**TASK OBJECTIVE:** Using the data below, determine the number of lines that include the string "name". Write only that number.

**TASK INPUTS:**

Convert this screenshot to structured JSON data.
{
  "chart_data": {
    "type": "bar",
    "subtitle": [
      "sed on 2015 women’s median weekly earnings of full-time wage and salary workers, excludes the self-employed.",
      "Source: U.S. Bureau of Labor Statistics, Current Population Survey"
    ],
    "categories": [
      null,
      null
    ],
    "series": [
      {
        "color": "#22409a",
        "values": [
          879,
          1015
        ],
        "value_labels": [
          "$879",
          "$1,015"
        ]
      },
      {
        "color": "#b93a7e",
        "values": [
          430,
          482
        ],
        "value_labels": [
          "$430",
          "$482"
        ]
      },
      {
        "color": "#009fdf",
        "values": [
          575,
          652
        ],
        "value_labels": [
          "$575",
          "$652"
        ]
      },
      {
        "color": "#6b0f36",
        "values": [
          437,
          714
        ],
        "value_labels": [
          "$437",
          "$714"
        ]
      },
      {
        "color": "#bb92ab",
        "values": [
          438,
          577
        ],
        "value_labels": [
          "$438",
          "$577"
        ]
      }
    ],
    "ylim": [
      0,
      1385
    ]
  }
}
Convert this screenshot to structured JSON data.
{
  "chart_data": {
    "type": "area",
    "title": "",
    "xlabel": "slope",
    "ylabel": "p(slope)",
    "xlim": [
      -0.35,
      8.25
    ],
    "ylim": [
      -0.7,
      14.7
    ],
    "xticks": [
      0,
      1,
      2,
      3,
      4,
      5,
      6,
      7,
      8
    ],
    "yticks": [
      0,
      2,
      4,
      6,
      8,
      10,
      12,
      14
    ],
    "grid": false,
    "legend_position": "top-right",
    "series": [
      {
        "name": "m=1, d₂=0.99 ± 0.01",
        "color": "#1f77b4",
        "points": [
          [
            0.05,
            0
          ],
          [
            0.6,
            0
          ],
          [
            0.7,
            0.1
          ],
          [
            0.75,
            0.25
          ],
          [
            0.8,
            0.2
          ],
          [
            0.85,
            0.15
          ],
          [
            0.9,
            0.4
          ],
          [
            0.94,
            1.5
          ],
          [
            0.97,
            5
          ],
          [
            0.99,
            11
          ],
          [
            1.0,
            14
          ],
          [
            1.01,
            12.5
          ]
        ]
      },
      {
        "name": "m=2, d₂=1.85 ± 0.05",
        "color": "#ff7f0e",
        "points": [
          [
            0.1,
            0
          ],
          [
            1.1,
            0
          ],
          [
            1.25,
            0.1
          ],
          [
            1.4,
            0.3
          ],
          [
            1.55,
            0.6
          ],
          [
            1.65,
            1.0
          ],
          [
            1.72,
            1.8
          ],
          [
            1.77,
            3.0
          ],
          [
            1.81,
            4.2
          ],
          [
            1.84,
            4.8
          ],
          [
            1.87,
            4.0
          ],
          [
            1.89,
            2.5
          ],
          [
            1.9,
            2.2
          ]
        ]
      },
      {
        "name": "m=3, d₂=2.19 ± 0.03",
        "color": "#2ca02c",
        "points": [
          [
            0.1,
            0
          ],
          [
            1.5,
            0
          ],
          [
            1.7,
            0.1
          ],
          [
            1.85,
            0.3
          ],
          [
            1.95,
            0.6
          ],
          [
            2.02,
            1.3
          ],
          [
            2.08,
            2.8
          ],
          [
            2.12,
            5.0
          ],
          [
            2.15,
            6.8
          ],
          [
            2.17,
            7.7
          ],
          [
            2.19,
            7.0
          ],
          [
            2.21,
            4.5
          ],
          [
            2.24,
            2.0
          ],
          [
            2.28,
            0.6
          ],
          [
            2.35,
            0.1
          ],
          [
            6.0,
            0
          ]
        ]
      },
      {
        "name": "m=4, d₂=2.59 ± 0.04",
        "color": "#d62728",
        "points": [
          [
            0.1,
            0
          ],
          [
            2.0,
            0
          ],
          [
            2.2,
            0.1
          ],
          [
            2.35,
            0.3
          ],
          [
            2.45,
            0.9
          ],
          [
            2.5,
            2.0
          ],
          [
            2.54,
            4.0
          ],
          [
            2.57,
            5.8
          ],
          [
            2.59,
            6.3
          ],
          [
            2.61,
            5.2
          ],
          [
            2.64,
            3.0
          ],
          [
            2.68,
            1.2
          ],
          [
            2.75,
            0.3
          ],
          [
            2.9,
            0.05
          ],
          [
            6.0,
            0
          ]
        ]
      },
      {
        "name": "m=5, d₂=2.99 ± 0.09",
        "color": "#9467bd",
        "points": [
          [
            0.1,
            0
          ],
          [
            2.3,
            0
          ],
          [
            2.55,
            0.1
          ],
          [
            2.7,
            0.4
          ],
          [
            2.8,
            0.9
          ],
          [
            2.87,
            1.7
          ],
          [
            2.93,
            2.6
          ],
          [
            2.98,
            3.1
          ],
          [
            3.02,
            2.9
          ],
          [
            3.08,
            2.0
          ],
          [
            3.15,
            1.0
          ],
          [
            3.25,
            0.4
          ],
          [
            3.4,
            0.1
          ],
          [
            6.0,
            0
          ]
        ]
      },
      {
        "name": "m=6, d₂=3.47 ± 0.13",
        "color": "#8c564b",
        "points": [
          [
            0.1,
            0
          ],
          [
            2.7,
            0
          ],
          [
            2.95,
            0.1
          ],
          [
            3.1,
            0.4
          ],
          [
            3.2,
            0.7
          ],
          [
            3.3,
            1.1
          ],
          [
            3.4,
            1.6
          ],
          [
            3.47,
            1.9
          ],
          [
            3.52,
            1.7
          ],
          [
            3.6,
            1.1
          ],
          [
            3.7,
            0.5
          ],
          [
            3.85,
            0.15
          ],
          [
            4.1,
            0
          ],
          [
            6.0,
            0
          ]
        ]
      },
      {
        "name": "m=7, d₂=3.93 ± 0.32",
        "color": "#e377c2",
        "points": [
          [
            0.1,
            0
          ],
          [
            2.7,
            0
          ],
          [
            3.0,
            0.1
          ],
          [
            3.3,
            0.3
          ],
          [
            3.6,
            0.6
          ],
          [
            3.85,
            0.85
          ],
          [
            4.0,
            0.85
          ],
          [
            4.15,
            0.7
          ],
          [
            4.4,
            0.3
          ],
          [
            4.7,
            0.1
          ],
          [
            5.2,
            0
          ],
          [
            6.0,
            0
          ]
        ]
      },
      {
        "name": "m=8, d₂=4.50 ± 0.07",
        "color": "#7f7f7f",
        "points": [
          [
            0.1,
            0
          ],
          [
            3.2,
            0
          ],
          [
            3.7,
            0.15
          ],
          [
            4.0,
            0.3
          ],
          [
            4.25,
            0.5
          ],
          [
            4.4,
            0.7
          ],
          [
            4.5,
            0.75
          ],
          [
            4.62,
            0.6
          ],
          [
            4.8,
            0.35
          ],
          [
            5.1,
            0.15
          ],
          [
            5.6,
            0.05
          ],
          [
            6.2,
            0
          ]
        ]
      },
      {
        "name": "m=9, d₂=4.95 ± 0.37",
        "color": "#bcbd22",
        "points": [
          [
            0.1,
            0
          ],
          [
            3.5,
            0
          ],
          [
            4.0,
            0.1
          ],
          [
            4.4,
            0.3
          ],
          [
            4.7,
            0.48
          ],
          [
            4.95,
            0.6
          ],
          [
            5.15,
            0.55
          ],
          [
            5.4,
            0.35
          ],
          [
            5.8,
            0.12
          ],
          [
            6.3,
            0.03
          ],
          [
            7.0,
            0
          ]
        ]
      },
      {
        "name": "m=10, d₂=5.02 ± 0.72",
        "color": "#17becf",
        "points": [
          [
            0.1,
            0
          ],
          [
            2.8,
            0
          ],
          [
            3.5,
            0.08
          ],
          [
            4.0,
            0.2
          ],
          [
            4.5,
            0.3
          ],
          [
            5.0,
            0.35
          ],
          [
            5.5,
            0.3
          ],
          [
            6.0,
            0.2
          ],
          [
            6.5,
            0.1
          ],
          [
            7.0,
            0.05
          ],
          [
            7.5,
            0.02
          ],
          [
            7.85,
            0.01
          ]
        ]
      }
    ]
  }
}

**WRITTEN REPLY:** 10